[Extracted records]
□ □ □
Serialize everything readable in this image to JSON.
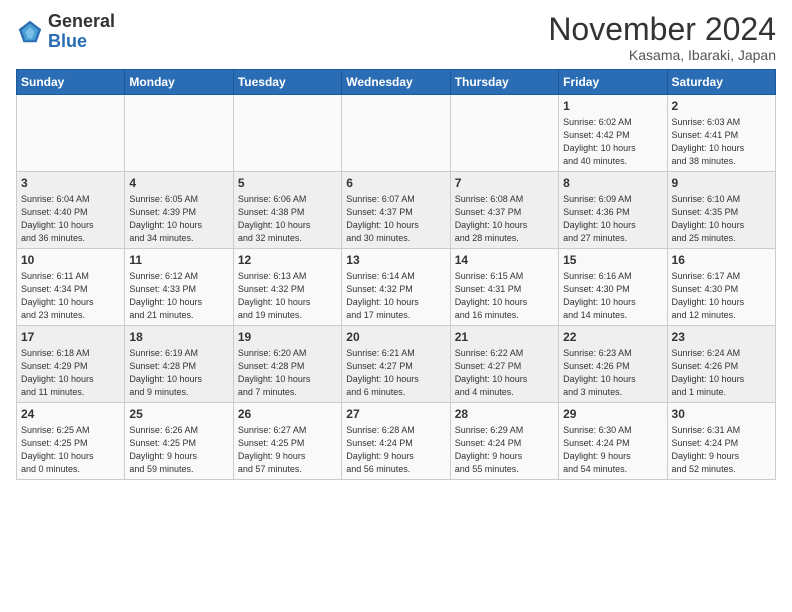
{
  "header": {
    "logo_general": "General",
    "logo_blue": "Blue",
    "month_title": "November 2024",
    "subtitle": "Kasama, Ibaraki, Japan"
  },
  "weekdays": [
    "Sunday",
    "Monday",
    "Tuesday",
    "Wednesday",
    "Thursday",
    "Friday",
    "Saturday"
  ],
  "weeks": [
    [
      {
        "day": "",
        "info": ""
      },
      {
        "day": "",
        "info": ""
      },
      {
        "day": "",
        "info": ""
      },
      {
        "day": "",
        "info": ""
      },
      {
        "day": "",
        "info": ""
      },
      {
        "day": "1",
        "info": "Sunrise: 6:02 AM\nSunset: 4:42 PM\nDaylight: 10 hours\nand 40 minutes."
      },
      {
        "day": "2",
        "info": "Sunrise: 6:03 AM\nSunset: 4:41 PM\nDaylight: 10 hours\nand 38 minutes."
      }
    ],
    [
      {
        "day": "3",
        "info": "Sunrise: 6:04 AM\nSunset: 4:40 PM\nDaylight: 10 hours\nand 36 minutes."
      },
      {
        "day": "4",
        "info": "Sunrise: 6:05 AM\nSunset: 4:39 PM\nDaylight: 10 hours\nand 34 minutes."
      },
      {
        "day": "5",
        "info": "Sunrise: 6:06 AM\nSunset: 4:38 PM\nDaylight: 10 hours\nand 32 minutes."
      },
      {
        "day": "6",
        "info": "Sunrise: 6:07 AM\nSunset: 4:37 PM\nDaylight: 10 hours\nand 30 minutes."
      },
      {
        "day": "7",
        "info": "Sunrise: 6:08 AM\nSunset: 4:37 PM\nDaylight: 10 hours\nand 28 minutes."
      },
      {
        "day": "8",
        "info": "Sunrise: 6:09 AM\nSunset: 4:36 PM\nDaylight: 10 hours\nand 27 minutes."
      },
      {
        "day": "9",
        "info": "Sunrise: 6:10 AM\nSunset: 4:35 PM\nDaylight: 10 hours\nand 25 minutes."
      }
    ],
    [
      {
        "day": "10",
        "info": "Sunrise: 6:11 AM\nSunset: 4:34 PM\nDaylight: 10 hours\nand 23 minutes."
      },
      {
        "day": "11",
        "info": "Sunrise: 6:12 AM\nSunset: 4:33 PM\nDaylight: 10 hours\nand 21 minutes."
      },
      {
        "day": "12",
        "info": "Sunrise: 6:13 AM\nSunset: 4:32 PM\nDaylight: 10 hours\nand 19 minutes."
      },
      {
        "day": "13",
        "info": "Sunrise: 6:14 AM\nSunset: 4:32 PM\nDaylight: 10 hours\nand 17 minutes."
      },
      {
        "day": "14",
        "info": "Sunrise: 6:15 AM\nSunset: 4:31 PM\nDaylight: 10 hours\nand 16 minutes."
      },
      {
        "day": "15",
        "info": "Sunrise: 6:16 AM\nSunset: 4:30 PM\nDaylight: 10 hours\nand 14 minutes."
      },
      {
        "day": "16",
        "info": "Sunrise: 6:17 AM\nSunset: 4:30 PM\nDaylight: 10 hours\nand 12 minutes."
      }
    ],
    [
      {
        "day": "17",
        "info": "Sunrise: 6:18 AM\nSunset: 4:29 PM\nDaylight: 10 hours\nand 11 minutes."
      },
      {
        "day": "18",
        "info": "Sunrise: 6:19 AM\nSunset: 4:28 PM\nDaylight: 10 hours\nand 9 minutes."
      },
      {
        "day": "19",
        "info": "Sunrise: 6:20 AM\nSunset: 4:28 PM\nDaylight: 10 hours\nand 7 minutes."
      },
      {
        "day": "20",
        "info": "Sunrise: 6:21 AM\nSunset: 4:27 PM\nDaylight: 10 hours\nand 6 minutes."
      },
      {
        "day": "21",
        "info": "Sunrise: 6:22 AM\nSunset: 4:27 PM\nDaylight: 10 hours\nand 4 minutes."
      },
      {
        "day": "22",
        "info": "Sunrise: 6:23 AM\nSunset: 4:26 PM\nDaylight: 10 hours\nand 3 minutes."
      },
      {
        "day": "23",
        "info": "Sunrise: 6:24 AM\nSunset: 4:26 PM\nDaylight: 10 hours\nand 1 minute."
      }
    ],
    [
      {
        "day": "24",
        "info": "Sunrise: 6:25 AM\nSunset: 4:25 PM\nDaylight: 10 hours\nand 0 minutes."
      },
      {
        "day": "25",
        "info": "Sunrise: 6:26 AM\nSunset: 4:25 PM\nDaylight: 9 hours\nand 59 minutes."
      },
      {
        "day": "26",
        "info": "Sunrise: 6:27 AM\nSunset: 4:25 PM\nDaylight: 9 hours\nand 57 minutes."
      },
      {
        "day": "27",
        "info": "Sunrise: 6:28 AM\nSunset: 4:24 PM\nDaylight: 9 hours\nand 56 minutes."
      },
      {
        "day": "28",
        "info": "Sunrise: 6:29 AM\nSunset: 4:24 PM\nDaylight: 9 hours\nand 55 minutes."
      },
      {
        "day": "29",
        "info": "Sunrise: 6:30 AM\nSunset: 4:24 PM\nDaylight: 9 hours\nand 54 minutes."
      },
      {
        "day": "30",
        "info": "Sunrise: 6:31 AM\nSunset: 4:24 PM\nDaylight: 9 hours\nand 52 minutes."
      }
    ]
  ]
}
□ □ □
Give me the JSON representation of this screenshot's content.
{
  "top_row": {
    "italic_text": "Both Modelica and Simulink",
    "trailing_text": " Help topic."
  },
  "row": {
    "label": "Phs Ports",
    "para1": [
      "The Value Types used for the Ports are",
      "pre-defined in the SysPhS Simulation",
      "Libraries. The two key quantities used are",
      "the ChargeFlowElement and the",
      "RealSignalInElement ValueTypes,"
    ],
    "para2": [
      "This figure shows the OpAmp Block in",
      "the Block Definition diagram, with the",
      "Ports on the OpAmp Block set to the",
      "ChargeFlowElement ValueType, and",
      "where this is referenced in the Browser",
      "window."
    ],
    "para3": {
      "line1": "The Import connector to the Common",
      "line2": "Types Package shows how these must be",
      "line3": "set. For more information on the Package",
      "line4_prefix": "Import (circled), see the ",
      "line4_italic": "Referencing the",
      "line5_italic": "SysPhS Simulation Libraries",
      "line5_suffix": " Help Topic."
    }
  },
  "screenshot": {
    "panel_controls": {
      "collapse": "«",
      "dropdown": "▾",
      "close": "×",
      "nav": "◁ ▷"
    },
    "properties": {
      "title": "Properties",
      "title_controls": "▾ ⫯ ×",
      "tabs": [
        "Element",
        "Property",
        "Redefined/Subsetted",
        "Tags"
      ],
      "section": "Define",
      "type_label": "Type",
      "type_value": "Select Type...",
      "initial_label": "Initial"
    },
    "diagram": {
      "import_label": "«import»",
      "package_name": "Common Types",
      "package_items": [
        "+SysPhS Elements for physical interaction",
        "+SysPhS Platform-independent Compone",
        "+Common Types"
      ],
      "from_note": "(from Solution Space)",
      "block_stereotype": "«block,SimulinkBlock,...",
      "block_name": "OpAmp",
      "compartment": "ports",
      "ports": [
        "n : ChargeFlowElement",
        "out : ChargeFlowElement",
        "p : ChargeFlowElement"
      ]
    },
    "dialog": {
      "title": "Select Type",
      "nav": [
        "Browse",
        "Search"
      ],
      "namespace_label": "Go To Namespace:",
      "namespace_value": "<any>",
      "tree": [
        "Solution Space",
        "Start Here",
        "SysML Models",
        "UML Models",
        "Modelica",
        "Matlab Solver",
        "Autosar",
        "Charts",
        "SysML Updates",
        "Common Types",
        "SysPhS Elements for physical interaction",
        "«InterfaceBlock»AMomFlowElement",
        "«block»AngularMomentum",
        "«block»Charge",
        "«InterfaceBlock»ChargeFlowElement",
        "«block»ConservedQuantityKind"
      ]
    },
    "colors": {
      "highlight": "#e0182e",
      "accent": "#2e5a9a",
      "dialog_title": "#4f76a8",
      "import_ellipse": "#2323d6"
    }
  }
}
□ □ □
Pick each line holding the word "screenshot" out of the data and copy it.

Give me the JSON representation of this screenshot's content.
  "screenshot": {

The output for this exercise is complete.